> **What you should do**
Go through the listing and write out all of it exactly.

> **Data lines**

============

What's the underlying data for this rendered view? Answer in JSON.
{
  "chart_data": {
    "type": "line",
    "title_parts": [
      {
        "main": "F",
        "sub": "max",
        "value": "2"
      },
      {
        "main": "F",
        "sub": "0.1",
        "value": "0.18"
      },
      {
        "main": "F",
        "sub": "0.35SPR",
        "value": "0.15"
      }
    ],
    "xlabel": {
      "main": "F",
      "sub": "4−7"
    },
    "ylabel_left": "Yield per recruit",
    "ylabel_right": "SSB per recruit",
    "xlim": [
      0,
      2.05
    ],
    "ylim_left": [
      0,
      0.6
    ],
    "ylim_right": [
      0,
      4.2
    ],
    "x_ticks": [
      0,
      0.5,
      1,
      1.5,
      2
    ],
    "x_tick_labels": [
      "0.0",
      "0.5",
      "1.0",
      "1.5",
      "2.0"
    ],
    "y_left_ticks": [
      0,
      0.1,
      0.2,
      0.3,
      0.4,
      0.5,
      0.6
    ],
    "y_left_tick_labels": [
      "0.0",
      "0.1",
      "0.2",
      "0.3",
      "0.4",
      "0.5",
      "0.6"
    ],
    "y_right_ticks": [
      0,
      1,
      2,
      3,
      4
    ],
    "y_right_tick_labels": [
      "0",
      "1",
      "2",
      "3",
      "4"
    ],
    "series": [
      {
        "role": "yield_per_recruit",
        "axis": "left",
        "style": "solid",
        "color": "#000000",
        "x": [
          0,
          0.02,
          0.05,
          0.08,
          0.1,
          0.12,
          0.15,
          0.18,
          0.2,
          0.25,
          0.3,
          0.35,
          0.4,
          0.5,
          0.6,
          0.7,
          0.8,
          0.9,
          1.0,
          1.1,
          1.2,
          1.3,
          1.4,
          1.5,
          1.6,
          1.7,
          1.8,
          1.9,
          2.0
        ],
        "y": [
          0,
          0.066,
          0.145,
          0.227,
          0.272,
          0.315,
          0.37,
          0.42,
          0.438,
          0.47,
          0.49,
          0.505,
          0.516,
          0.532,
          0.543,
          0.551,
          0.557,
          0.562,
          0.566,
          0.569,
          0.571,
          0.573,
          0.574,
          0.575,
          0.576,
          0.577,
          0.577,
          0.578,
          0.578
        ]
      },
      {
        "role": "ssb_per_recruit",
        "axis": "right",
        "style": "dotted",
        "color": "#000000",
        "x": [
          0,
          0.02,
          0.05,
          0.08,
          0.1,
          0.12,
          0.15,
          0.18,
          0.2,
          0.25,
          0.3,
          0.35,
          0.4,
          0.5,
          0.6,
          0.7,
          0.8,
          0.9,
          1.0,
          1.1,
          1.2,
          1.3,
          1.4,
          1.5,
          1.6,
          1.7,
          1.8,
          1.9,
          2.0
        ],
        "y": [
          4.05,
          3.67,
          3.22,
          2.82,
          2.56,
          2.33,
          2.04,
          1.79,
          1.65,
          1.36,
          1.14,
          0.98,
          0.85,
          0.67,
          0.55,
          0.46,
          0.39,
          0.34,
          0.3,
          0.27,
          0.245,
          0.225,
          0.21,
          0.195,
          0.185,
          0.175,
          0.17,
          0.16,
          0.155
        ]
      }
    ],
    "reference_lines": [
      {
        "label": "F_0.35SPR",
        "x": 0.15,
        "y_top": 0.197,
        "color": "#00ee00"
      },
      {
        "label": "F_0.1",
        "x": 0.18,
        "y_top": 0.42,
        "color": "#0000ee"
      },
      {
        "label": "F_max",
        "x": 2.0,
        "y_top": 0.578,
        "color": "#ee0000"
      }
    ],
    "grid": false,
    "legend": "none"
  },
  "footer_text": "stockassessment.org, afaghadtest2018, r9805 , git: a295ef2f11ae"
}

============

> **Correct answer**
What's the underlying data for this rendered view? Answer in JSON.
{
  "chart_data": {
    "type": "line",
    "title_parts": [
      {
        "main": "F",
        "sub": "max",
        "value": "2"
      },
      {
        "main": "F",
        "sub": "0.1",
        "value": "0.18"
      },
      {
        "main": "F",
        "sub": "0.35SPR",
        "value": "0.15"
      }
    ],
    "xlabel": {
      "main": "F",
      "sub": "4−7"
    },
    "ylabel_left": "Yield per recruit",
    "ylabel_right": "SSB per recruit",
    "xlim": [
      0,
      2.05
    ],
    "ylim_left": [
      0,
      0.6
    ],
    "ylim_right": [
      0,
      4.2
    ],
    "x_ticks": [
      0,
      0.5,
      1,
      1.5,
      2
    ],
    "x_tick_labels": [
      "0.0",
      "0.5",
      "1.0",
      "1.5",
      "2.0"
    ],
    "y_left_ticks": [
      0,
      0.1,
      0.2,
      0.3,
      0.4,
      0.5,
      0.6
    ],
    "y_left_tick_labels": [
      "0.0",
      "0.1",
      "0.2",
      "0.3",
      "0.4",
      "0.5",
      "0.6"
    ],
    "y_right_ticks": [
      0,
      1,
      2,
      3,
      4
    ],
    "y_right_tick_labels": [
      "0",
      "1",
      "2",
      "3",
      "4"
    ],
    "series": [
      {
        "role": "yield_per_recruit",
        "axis": "left",
        "style": "solid",
        "color": "#000000",
        "x": [
          0,
          0.02,
          0.05,
          0.08,
          0.1,
          0.12,
          0.15,
          0.18,
          0.2,
          0.25,
          0.3,
          0.35,
          0.4,
          0.5,
          0.6,
          0.7,
          0.8,
          0.9,
          1.0,
          1.1,
          1.2,
          1.3,
          1.4,
          1.5,
          1.6,
          1.7,
          1.8,
          1.9,
          2.0
        ],
        "y": [
          0,
          0.066,
          0.145,
          0.227,
          0.272,
          0.315,
          0.37,
          0.42,
          0.438,
          0.47,
          0.49,
          0.505,
          0.516,
          0.532,
          0.543,
          0.551,
          0.557,
          0.562,
          0.566,
          0.569,
          0.571,
          0.573,
          0.574,
          0.575,
          0.576,
          0.577,
          0.577,
          0.578,
          0.578
        ]
      },
      {
        "role": "ssb_per_recruit",
        "axis": "right",
        "style": "dotted",
        "color": "#000000",
        "x": [
          0,
          0.02,
          0.05,
          0.08,
          0.1,
          0.12,
          0.15,
          0.18,
          0.2,
          0.25,
          0.3,
          0.35,
          0.4,
          0.5,
          0.6,
          0.7,
          0.8,
          0.9,
          1.0,
          1.1,
          1.2,
          1.3,
          1.4,
          1.5,
          1.6,
          1.7,
          1.8,
          1.9,
          2.0
        ],
        "y": [
          4.05,
          3.67,
          3.22,
          2.82,
          2.56,
          2.33,
          2.04,
          1.79,
          1.65,
          1.36,
          1.14,
          0.98,
          0.85,
          0.67,
          0.55,
          0.46,
          0.39,
          0.34,
          0.3,
          0.27,
          0.245,
          0.225,
          0.21,
          0.195,
          0.185,
          0.175,
          0.17,
          0.16,
          0.155
        ]
      }
    ],
    "reference_lines": [
      {
        "label": "F_0.35SPR",
        "x": 0.15,
        "y_top": 0.197,
        "color": "#00ee00"
      },
      {
        "label": "F_0.1",
        "x": 0.18,
        "y_top": 0.42,
        "color": "#0000ee"
      },
      {
        "label": "F_max",
        "x": 2.0,
        "y_top": 0.578,
        "color": "#ee0000"
      }
    ],
    "grid": false,
    "legend": "none"
  },
  "footer_text": "stockassessment.org, afaghadtest2018, r9805 , git: a295ef2f11ae"
}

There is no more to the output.